Problems:
1) In the article about the Animas River spill, whose workers caused the spill?
2) From the article about the Animas River spill, transcribe the passage starting at "McCallum’s students interviewed" and ending at "bigger picture way.".

* start Extract provided *

Along the route, cities and irrigators closed intakes; well users hauled water in until testing took place; tourism providers, particularly rafting companies, watched business drop; and ordinary citizens conserved water and worried. They worried even more when they learned that a number of mines above Silverton were discharging large amounts of contaminated water into the Animas River watershed and had been for decades.

“If there’s good news to a bad news story, awareness of the river, the river basins and how it all works is through the roof,” said Bob Kunkel, executive director of the Durango Area Tourism Office. “Not only from a local level or a Colorado level, but the whole western U.S. level. That is really going to pay some dividends because none of us understood the spillage was ongoing.”

Real-life lessons

If there was another silver lining to the spill, it was the material it provided for teachers and professors. Several Durango School District 9-R schools, including Durango and Big Picture high schools and Escalante Middle School, Animas High and Mountain Middle charter schools and Fort Lewis College incorporated the spill in science, math and humanities courses.

“As an educator, the event of it inspired me to localize my curriculum, and it was more meaningful to them,” said Jessica McCallum, junior humanities teacher at Animas High. “The students, on reflection, said, ‘Wow, this is really complex.’ Some students are very deeply affected still.”

McCallum’s students interviewed more than 70 people, including second-graders, decision makers and tourism employees, about the spill for Story Corps and met with high school students in Silverton to understand the spill from a different point of view. The interviews are available online, and they tell the story from many perspectives.

Some common themes were: Distrust of and anger at the Environmental Protection Agency, whose workers caused the spill; fear, whether it’s financial, safety or concern for other community members; and, as Kunkel put it, an awareness of the river and the watershed in a bigger picture way.

‘Technological’ disaster

Sad. Betrayed. Devastated. Scared. Grief. Blame. Anger. Hostility.

“There’s a uniqueness to what happened in Durango, but there’s also a pattern,” Fort Lewis College sociology associate professor Rebecca Clausen said. “My experience after the Exxon (Valdez) spill (in Alaska) gave me a good context for not seeing this as an isolated event.”

Social science has identified two kinds of disasters: natural – such as hurricanes, earthquakes and tornados, and technological or environmental – and human-made disasters such as Chernobyl, the BP Deepwater Horizon rig oil spill in the Gulf of Mexico and the Gold King Mine spill, Clausen said. Communities tend to pull together and heal more quickly from the “acts of God,” she said, but technological disasters can rip them apart and have impacts that last generations.

* end Extract provided *
* start Information supplied *

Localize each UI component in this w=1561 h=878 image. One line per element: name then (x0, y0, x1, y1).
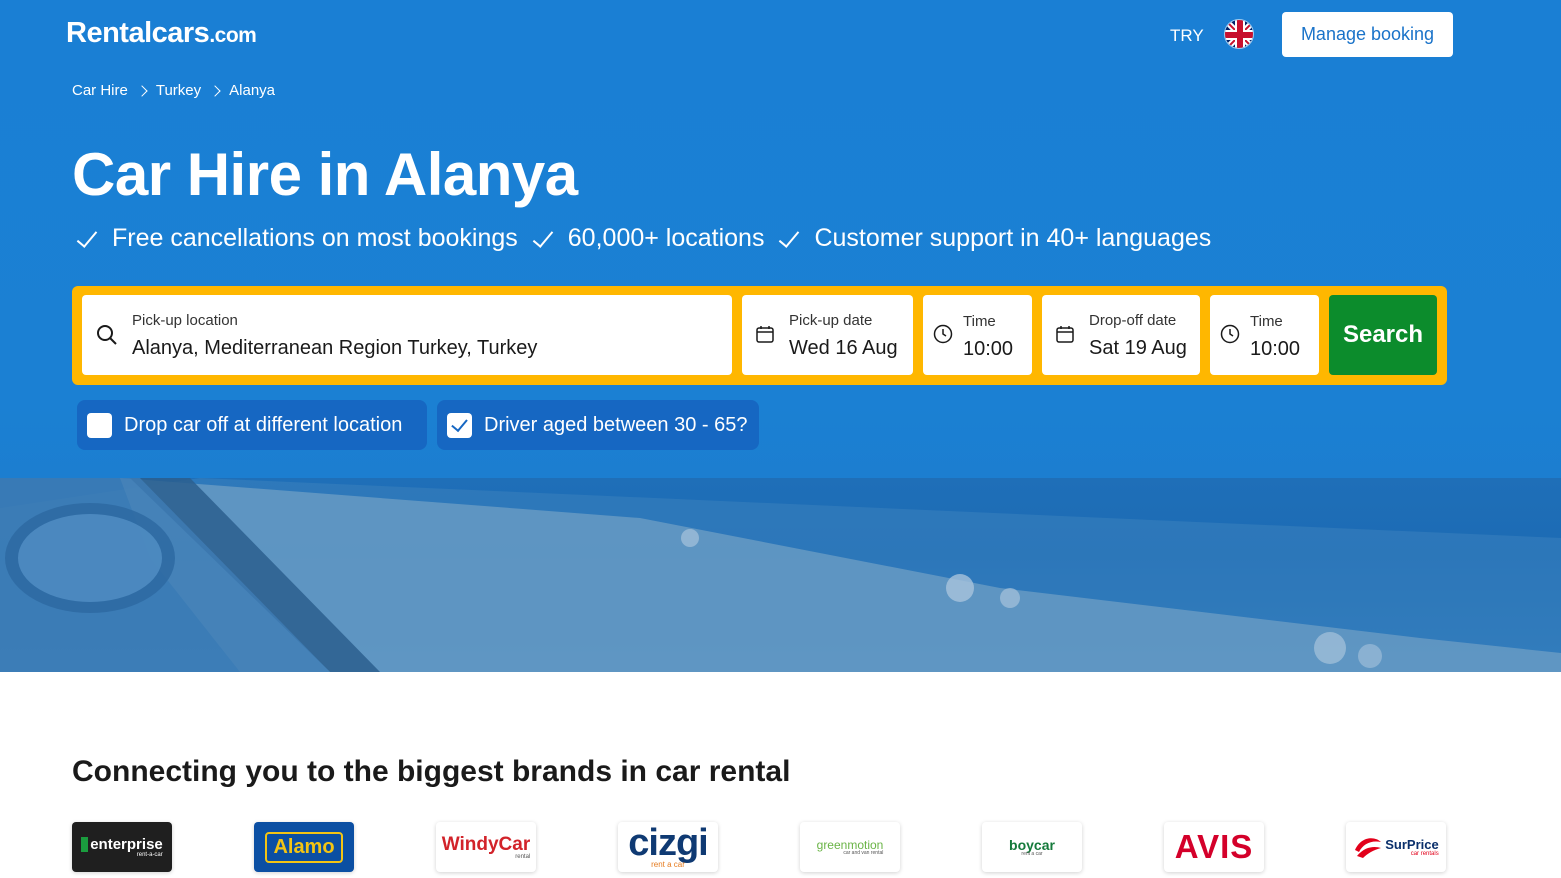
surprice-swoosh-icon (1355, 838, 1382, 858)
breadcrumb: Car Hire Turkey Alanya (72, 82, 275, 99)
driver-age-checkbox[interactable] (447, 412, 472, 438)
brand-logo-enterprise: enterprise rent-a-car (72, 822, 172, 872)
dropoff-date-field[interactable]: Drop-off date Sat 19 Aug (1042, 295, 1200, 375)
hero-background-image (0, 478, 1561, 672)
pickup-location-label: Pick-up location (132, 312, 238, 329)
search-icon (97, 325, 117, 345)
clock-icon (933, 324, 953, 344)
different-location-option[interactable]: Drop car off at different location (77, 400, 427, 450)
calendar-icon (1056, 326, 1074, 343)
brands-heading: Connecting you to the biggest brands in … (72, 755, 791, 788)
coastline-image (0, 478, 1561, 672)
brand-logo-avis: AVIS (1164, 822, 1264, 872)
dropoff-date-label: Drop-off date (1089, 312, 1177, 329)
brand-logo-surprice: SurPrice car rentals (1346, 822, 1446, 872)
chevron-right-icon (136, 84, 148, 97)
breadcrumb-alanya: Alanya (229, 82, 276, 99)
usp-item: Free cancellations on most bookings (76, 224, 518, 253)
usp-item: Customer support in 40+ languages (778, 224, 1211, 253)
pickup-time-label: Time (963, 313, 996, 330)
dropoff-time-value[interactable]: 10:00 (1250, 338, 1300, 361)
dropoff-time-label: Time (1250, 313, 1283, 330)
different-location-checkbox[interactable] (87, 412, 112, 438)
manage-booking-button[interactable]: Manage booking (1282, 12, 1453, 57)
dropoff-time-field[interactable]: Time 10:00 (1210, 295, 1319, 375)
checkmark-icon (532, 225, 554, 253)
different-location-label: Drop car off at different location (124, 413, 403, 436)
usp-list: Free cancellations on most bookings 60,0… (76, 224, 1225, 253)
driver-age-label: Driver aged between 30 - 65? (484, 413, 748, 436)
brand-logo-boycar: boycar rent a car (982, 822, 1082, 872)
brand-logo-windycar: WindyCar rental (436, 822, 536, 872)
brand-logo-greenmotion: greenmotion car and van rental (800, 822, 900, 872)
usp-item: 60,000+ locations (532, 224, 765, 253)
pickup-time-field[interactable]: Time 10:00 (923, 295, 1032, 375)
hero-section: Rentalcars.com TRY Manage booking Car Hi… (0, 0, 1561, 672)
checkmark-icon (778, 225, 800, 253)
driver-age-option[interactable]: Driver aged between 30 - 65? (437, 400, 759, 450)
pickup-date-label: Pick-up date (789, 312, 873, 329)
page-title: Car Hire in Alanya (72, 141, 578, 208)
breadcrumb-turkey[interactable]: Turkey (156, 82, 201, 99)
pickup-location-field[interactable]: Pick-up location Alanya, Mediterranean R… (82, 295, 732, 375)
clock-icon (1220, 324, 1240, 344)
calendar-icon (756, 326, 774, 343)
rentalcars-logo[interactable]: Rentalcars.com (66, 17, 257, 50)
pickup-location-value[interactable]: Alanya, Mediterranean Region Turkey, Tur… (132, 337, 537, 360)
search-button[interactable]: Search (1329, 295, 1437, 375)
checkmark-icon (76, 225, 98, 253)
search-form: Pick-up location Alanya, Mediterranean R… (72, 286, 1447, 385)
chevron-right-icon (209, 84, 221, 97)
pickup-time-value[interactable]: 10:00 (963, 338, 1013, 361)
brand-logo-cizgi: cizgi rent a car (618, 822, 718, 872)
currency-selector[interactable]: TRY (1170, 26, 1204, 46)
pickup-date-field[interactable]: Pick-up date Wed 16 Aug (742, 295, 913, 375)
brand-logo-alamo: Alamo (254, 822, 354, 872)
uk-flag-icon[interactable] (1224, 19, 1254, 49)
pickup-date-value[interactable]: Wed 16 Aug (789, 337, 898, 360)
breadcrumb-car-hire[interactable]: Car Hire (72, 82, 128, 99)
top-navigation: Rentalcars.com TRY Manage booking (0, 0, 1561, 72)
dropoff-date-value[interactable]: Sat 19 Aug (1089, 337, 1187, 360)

* end Information supplied *

Full solutions:
1) The Environmental Protection Agency's workers.

2)
McCallum’s students interviewed more than 70 people, including second-graders, decision makers and tourism employees, about the spill for Story Corps and met with high school students in Silverton to understand the spill from a different point of view. The interviews are available online, and they tell the story from many perspectives.

Some common themes were: Distrust of and anger at the Environmental Protection Agency, whose workers caused the spill; fear, whether it’s financial, safety or concern for other community members; and, as Kunkel put it, an awareness of the river and the watershed in a bigger picture way.